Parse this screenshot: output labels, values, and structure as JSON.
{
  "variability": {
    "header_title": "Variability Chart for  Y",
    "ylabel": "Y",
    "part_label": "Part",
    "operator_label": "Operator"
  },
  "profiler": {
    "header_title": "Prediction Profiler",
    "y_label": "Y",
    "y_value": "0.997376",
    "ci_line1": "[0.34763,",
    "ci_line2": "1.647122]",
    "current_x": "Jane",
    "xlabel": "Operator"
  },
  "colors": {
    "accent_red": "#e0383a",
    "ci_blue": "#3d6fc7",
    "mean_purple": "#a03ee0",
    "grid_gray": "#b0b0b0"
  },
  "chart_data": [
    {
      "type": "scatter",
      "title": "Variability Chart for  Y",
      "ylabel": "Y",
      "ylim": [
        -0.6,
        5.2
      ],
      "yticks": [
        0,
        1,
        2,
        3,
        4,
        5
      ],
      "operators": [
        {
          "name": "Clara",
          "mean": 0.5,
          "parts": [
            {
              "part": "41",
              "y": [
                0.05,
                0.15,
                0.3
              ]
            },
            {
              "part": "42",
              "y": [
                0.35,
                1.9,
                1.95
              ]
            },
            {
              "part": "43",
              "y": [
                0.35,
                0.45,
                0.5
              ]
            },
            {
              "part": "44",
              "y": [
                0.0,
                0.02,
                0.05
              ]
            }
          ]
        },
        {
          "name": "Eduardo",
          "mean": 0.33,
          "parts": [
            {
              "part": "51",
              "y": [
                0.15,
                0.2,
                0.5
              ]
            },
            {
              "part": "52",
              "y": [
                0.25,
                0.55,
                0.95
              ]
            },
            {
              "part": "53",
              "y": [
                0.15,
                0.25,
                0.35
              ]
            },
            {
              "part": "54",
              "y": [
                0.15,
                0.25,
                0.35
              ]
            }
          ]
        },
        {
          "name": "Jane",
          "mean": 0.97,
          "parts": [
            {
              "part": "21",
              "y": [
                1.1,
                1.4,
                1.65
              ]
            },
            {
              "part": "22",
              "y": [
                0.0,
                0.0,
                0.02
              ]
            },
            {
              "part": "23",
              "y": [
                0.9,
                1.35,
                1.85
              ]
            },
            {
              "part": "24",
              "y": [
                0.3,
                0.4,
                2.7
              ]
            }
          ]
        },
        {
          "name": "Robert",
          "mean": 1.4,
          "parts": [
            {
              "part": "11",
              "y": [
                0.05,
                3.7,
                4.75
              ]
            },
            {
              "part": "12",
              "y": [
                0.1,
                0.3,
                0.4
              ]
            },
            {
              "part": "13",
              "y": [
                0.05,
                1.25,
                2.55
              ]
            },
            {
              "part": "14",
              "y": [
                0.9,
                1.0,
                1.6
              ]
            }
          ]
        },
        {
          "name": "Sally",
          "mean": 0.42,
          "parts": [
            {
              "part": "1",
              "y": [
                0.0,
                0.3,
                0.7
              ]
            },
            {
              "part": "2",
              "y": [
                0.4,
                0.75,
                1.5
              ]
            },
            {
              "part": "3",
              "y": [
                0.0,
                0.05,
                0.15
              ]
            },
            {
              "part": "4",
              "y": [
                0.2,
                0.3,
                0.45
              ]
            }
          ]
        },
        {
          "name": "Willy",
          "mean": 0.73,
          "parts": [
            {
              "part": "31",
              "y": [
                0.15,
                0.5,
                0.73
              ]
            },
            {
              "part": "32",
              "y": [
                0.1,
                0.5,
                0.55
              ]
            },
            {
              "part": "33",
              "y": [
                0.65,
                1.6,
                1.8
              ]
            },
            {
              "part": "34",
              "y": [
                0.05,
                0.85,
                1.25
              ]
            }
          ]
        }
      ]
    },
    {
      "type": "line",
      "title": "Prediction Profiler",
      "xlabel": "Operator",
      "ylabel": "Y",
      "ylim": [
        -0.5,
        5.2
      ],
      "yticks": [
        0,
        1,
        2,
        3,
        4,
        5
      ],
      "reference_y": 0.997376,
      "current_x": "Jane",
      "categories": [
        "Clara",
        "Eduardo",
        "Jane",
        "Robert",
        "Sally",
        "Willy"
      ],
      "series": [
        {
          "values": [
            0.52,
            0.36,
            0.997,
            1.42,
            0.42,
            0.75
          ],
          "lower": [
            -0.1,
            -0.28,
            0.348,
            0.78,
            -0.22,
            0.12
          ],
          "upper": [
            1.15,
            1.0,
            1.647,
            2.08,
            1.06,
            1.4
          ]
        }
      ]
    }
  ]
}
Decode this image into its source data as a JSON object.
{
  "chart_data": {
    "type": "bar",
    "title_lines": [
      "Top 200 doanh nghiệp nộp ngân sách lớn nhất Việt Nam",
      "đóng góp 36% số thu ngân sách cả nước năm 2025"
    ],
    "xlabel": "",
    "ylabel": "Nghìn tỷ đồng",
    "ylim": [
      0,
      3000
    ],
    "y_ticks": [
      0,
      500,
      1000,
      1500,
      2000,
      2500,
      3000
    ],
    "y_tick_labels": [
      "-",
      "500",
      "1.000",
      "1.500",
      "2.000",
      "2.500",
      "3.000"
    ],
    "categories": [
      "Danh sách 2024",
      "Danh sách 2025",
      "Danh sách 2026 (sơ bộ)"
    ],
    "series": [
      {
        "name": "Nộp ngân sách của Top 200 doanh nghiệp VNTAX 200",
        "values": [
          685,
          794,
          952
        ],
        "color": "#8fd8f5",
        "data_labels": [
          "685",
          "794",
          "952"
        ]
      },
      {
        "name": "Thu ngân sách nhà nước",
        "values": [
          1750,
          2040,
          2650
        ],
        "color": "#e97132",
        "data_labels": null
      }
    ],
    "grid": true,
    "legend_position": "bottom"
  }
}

========================================================================

EXERCISE DIRECTIONS: Please reproduce the entire listing, exactly as shown.

SOLUTION TO THE PROBLEM:
Parse this screenshot: output labels, values, and structure as JSON.
{
  "variability": {
    "header_title": "Variability Chart for  Y",
    "ylabel": "Y",
    "part_label": "Part",
    "operator_label": "Operator"
  },
  "profiler": {
    "header_title": "Prediction Profiler",
    "y_label": "Y",
    "y_value": "0.997376",
    "ci_line1": "[0.34763,",
    "ci_line2": "1.647122]",
    "current_x": "Jane",
    "xlabel": "Operator"
  },
  "colors": {
    "accent_red": "#e0383a",
    "ci_blue": "#3d6fc7",
    "mean_purple": "#a03ee0",
    "grid_gray": "#b0b0b0"
  },
  "chart_data": [
    {
      "type": "scatter",
      "title": "Variability Chart for  Y",
      "ylabel": "Y",
      "ylim": [
        -0.6,
        5.2
      ],
      "yticks": [
        0,
        1,
        2,
        3,
        4,
        5
      ],
      "operators": [
        {
          "name": "Clara",
          "mean": 0.5,
          "parts": [
            {
              "part": "41",
              "y": [
                0.05,
                0.15,
                0.3
              ]
            },
            {
              "part": "42",
              "y": [
                0.35,
                1.9,
                1.95
              ]
            },
            {
              "part": "43",
              "y": [
                0.35,
                0.45,
                0.5
              ]
            },
            {
              "part": "44",
              "y": [
                0.0,
                0.02,
                0.05
              ]
            }
          ]
        },
        {
          "name": "Eduardo",
          "mean": 0.33,
          "parts": [
            {
              "part": "51",
              "y": [
                0.15,
                0.2,
                0.5
              ]
            },
            {
              "part": "52",
              "y": [
                0.25,
                0.55,
                0.95
              ]
            },
            {
              "part": "53",
              "y": [
                0.15,
                0.25,
                0.35
              ]
            },
            {
              "part": "54",
              "y": [
                0.15,
                0.25,
                0.35
              ]
            }
          ]
        },
        {
          "name": "Jane",
          "mean": 0.97,
          "parts": [
            {
              "part": "21",
              "y": [
                1.1,
                1.4,
                1.65
              ]
            },
            {
              "part": "22",
              "y": [
                0.0,
                0.0,
                0.02
              ]
            },
            {
              "part": "23",
              "y": [
                0.9,
                1.35,
                1.85
              ]
            },
            {
              "part": "24",
              "y": [
                0.3,
                0.4,
                2.7
              ]
            }
          ]
        },
        {
          "name": "Robert",
          "mean": 1.4,
          "parts": [
            {
              "part": "11",
              "y": [
                0.05,
                3.7,
                4.75
              ]
            },
            {
              "part": "12",
              "y": [
                0.1,
                0.3,
                0.4
              ]
            },
            {
              "part": "13",
              "y": [
                0.05,
                1.25,
                2.55
              ]
            },
            {
              "part": "14",
              "y": [
                0.9,
                1.0,
                1.6
              ]
            }
          ]
        },
        {
          "name": "Sally",
          "mean": 0.42,
          "parts": [
            {
              "part": "1",
              "y": [
                0.0,
                0.3,
                0.7
              ]
            },
            {
              "part": "2",
              "y": [
                0.4,
                0.75,
                1.5
              ]
            },
            {
              "part": "3",
              "y": [
                0.0,
                0.05,
                0.15
              ]
            },
            {
              "part": "4",
              "y": [
                0.2,
                0.3,
                0.45
              ]
            }
          ]
        },
        {
          "name": "Willy",
          "mean": 0.73,
          "parts": [
            {
              "part": "31",
              "y": [
                0.15,
                0.5,
                0.73
              ]
            },
            {
              "part": "32",
              "y": [
                0.1,
                0.5,
                0.55
              ]
            },
            {
              "part": "33",
              "y": [
                0.65,
                1.6,
                1.8
              ]
            },
            {
              "part": "34",
              "y": [
                0.05,
                0.85,
                1.25
              ]
            }
          ]
        }
      ]
    },
    {
      "type": "line",
      "title": "Prediction Profiler",
      "xlabel": "Operator",
      "ylabel": "Y",
      "ylim": [
        -0.5,
        5.2
      ],
      "yticks": [
        0,
        1,
        2,
        3,
        4,
        5
      ],
      "reference_y": 0.997376,
      "current_x": "Jane",
      "categories": [
        "Clara",
        "Eduardo",
        "Jane",
        "Robert",
        "Sally",
        "Willy"
      ],
      "series": [
        {
          "values": [
            0.52,
            0.36,
            0.997,
            1.42,
            0.42,
            0.75
          ],
          "lower": [
            -0.1,
            -0.28,
            0.348,
            0.78,
            -0.22,
            0.12
          ],
          "upper": [
            1.15,
            1.0,
            1.647,
            2.08,
            1.06,
            1.4
          ]
        }
      ]
    }
  ]
}
Decode this image into its source data as a JSON object.
{
  "chart_data": {
    "type": "bar",
    "title_lines": [
      "Top 200 doanh nghiệp nộp ngân sách lớn nhất Việt Nam",
      "đóng góp 36% số thu ngân sách cả nước năm 2025"
    ],
    "xlabel": "",
    "ylabel": "Nghìn tỷ đồng",
    "ylim": [
      0,
      3000
    ],
    "y_ticks": [
      0,
      500,
      1000,
      1500,
      2000,
      2500,
      3000
    ],
    "y_tick_labels": [
      "-",
      "500",
      "1.000",
      "1.500",
      "2.000",
      "2.500",
      "3.000"
    ],
    "categories": [
      "Danh sách 2024",
      "Danh sách 2025",
      "Danh sách 2026 (sơ bộ)"
    ],
    "series": [
      {
        "name": "Nộp ngân sách của Top 200 doanh nghiệp VNTAX 200",
        "values": [
          685,
          794,
          952
        ],
        "color": "#8fd8f5",
        "data_labels": [
          "685",
          "794",
          "952"
        ]
      },
      {
        "name": "Thu ngân sách nhà nước",
        "values": [
          1750,
          2040,
          2650
        ],
        "color": "#e97132",
        "data_labels": null
      }
    ],
    "grid": true,
    "legend_position": "bottom"
  }
}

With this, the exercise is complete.